SET TASK
Pick out each line with the word "Albedo" from the material that follows.

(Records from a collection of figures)
⟨

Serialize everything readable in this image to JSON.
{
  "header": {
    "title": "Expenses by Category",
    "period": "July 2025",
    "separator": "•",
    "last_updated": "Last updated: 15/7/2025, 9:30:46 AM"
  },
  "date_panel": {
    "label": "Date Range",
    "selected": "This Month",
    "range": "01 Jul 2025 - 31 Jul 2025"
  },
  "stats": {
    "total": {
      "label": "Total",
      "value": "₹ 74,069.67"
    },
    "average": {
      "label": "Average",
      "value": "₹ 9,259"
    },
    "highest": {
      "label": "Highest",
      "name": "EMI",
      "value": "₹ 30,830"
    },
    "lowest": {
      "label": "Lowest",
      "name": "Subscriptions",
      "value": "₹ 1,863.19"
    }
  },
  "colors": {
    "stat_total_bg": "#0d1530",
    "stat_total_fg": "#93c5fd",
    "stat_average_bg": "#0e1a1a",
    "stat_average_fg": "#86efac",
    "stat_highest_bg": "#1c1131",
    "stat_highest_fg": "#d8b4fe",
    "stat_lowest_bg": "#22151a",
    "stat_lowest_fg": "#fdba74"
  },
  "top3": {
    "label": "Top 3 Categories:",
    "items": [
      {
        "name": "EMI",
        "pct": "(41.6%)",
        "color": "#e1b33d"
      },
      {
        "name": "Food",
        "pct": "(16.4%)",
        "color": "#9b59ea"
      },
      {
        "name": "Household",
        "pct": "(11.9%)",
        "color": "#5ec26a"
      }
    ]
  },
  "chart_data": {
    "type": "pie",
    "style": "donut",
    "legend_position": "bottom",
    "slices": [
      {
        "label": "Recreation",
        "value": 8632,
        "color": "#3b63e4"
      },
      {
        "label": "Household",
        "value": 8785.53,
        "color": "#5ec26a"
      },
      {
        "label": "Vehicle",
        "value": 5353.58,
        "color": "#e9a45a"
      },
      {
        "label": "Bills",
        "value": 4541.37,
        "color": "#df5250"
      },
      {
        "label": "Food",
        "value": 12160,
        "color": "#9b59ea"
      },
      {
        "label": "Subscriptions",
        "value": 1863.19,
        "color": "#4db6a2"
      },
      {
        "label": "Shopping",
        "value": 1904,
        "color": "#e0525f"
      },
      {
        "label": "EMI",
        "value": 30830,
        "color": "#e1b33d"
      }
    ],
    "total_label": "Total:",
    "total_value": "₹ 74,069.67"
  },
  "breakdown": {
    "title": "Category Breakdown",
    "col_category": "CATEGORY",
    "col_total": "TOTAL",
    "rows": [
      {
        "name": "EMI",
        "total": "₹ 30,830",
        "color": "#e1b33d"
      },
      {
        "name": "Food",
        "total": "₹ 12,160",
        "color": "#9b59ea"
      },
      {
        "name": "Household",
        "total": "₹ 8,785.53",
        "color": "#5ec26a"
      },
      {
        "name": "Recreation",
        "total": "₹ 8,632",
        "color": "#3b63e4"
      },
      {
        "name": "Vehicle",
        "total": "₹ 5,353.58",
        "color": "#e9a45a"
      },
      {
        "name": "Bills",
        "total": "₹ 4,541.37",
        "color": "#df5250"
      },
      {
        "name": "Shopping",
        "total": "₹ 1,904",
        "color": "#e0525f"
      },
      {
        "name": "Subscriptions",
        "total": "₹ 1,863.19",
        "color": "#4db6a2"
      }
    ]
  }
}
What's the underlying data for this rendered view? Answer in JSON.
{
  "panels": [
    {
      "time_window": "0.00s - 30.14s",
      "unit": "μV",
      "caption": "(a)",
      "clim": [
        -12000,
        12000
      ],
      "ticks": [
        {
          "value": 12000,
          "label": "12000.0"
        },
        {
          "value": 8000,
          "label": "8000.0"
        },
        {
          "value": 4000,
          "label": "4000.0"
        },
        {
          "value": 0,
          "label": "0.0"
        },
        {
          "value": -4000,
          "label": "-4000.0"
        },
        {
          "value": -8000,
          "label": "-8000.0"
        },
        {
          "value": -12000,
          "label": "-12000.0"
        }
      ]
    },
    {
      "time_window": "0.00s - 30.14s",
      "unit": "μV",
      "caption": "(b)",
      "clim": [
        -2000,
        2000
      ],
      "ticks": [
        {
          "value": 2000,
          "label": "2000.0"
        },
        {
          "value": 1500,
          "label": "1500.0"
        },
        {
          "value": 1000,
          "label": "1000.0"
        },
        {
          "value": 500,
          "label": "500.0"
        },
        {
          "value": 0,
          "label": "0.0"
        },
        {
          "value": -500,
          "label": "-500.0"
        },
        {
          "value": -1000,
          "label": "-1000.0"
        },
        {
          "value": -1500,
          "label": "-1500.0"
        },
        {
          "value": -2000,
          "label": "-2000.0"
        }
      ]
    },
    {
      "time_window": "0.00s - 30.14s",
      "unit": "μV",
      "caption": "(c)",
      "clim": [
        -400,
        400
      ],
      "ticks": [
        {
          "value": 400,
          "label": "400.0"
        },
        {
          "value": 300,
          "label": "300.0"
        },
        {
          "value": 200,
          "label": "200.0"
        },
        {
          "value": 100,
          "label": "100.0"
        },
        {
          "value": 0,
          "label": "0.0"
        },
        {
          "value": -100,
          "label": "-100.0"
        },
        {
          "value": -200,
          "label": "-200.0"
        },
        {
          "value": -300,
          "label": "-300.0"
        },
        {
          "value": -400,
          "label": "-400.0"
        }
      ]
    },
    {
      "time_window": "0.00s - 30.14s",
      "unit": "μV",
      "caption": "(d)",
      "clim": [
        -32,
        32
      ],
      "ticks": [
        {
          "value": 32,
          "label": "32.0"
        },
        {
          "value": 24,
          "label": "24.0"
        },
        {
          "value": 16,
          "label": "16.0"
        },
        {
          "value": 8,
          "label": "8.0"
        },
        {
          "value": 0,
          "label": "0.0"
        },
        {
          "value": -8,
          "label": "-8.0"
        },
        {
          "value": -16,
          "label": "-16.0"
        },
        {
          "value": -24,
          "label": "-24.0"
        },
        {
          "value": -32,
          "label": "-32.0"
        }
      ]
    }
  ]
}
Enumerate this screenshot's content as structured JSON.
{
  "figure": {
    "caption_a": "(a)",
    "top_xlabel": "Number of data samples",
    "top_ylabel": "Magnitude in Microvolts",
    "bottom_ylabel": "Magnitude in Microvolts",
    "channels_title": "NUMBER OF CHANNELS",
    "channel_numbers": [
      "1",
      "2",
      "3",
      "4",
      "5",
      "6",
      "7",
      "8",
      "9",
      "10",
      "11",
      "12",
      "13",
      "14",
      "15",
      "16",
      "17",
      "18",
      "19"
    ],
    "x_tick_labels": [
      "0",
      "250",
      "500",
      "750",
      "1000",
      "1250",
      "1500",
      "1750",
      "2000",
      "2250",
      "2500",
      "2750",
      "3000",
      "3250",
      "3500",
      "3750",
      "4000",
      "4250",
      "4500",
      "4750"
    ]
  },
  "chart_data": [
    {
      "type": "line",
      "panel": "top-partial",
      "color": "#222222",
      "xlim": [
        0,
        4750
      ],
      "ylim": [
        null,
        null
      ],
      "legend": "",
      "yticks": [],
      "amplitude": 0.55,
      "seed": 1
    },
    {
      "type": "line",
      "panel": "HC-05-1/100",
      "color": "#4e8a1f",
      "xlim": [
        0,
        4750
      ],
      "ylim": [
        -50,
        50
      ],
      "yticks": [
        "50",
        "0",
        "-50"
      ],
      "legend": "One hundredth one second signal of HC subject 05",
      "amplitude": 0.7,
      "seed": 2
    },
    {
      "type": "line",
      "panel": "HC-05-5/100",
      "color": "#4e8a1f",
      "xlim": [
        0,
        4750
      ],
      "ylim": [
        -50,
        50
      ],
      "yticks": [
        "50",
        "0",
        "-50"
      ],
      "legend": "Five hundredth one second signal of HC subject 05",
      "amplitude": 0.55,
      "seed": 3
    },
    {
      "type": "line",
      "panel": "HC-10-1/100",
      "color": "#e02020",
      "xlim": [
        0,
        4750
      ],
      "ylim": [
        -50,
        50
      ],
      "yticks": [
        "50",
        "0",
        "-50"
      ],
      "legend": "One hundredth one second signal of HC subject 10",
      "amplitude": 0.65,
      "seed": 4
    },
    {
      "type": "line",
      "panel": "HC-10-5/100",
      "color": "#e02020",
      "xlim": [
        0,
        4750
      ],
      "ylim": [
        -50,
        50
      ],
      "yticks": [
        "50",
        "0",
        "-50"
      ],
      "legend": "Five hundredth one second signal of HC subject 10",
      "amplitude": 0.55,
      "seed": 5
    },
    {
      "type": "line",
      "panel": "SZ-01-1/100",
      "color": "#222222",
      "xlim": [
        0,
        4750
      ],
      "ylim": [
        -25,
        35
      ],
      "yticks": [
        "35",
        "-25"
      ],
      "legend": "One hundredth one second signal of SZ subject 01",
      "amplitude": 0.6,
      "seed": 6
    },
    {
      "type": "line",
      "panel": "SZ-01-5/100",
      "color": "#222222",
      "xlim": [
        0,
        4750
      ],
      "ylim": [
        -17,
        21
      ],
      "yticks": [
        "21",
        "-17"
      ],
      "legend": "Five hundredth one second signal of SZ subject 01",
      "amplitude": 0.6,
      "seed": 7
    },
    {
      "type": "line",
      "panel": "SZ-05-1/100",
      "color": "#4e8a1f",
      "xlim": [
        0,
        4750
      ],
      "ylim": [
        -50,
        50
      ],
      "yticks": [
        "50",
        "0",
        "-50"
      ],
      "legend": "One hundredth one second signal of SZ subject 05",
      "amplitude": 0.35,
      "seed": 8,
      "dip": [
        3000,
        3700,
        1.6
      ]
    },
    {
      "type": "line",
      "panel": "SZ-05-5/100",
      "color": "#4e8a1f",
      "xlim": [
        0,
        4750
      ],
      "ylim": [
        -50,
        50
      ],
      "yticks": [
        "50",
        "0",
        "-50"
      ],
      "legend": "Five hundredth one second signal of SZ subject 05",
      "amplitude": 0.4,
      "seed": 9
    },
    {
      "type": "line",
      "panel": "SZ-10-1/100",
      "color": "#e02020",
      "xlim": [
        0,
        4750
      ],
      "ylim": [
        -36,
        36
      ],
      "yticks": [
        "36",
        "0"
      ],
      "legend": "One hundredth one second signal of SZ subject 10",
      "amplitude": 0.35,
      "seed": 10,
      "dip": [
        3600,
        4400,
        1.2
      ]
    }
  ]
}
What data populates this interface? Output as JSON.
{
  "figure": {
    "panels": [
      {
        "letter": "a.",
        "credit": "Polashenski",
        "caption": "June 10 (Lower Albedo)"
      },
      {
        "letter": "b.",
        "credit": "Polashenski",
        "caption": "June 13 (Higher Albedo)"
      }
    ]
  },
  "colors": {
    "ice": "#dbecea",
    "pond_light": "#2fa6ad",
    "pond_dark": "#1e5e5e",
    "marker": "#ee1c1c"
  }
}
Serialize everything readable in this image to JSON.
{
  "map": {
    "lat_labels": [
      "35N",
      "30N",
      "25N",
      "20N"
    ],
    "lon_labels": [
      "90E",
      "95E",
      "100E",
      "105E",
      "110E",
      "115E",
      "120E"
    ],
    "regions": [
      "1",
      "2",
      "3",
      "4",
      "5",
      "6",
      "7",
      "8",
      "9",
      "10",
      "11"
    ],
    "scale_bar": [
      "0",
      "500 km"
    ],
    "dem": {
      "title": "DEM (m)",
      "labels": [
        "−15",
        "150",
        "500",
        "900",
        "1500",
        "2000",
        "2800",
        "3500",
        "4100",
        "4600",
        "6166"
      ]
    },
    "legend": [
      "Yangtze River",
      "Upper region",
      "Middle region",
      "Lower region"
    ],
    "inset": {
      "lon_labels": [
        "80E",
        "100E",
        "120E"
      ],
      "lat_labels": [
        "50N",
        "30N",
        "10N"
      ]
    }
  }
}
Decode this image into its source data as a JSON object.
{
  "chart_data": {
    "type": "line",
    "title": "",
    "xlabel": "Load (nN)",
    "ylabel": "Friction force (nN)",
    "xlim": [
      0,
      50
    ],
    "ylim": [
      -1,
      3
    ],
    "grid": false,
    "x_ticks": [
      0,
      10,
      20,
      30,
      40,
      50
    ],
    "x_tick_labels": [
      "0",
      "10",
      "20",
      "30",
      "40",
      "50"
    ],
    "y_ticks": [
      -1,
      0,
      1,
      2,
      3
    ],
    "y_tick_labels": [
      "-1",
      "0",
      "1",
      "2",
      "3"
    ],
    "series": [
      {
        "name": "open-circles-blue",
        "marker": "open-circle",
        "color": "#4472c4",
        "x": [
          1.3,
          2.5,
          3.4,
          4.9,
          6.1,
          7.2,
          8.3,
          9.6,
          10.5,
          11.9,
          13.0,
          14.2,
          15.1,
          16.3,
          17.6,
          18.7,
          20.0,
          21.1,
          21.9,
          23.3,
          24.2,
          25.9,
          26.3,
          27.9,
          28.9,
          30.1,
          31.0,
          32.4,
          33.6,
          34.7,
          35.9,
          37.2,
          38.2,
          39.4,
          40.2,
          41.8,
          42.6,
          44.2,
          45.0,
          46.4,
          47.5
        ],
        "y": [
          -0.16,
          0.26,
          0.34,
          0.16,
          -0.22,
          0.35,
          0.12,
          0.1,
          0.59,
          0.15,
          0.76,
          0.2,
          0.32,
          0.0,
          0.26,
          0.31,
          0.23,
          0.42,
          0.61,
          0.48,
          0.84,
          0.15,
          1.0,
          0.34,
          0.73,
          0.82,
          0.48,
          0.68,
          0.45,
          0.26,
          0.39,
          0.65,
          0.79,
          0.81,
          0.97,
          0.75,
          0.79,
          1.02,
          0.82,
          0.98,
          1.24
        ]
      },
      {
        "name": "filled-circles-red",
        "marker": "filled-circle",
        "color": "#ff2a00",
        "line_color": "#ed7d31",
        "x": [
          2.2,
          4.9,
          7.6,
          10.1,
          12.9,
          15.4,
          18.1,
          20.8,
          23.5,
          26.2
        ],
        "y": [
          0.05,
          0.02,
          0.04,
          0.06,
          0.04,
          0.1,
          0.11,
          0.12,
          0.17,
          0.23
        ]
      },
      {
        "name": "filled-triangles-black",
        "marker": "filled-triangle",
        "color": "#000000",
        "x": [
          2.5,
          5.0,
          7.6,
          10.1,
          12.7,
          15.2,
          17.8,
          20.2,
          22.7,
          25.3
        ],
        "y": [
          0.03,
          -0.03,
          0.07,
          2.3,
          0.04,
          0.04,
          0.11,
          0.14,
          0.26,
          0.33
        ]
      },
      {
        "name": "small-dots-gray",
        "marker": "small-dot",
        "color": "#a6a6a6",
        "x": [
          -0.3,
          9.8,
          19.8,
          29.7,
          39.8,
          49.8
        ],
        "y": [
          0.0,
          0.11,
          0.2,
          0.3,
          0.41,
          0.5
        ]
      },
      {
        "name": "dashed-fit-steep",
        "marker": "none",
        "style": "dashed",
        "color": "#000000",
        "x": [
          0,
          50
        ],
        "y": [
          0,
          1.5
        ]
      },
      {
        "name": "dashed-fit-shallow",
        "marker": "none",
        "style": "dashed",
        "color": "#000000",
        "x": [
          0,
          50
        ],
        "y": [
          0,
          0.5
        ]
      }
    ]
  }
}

⟩

SOLUTION
        "caption": "June 10 (Lower Albedo)"
        "caption": "June 13 (Higher Albedo)"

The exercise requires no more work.